## OBJECTIVE
Can you output the records below exactly as they are written?

## DATASET EXCERPTS
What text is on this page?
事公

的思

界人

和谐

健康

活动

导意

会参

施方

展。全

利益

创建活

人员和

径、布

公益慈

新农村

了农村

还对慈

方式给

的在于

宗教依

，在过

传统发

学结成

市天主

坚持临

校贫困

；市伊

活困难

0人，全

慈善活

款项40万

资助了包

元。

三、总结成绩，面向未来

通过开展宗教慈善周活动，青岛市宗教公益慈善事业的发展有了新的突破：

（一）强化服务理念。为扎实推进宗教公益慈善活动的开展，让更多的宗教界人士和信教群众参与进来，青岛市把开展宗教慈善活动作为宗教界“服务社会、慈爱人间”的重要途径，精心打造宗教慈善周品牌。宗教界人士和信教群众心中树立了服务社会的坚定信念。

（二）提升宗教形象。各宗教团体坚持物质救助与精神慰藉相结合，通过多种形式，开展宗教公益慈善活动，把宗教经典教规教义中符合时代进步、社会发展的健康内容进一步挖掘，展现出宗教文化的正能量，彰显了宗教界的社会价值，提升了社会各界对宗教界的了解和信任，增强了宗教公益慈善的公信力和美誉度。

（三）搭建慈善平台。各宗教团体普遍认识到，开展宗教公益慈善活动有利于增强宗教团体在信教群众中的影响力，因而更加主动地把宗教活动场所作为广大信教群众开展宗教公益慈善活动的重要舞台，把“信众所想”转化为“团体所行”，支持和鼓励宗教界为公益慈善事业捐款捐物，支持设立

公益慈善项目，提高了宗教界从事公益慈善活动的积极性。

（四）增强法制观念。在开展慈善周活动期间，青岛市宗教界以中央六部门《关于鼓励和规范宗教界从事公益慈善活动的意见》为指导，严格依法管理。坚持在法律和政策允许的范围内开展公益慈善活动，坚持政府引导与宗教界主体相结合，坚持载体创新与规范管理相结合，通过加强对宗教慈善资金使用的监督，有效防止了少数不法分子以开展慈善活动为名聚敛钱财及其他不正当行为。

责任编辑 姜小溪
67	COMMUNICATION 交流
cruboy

## TASK RESPONSE
What text is on this page?
事公

的思

界人

和谐

健康

活动

导意

会参

施方

展。全

利益

创建活

人员和

径、布

公益慈

新农村

了农村

还对慈

方式给

的在于

宗教依

，在过

传统发

学结成

市天主

坚持临

校贫困

；市伊

活困难

0人，全

慈善活

款项40万

资助了包

元。

三、总结成绩，面向未来

通过开展宗教慈善周活动，青岛市宗教公益慈善事业的发展有了新的突破：

（一）强化服务理念。为扎实推进宗教公益慈善活动的开展，让更多的宗教界人士和信教群众参与进来，青岛市把开展宗教慈善活动作为宗教界“服务社会、慈爱人间”的重要途径，精心打造宗教慈善周品牌。宗教界人士和信教群众心中树立了服务社会的坚定信念。

（二）提升宗教形象。各宗教团体坚持物质救助与精神慰藉相结合，通过多种形式，开展宗教公益慈善活动，把宗教经典教规教义中符合时代进步、社会发展的健康内容进一步挖掘，展现出宗教文化的正能量，彰显了宗教界的社会价值，提升了社会各界对宗教界的了解和信任，增强了宗教公益慈善的公信力和美誉度。

（三）搭建慈善平台。各宗教团体普遍认识到，开展宗教公益慈善活动有利于增强宗教团体在信教群众中的影响力，因而更加主动地把宗教活动场所作为广大信教群众开展宗教公益慈善活动的重要舞台，把“信众所想”转化为“团体所行”，支持和鼓励宗教界为公益慈善事业捐款捐物，支持设立

公益慈善项目，提高了宗教界从事公益慈善活动的积极性。

（四）增强法制观念。在开展慈善周活动期间，青岛市宗教界以中央六部门《关于鼓励和规范宗教界从事公益慈善活动的意见》为指导，严格依法管理。坚持在法律和政策允许的范围内开展公益慈善活动，坚持政府引导与宗教界主体相结合，坚持载体创新与规范管理相结合，通过加强对宗教慈善资金使用的监督，有效防止了少数不法分子以开展慈善活动为名聚敛钱财及其他不正当行为。

责任编辑 姜小溪
67	COMMUNICATION 交流
cruboy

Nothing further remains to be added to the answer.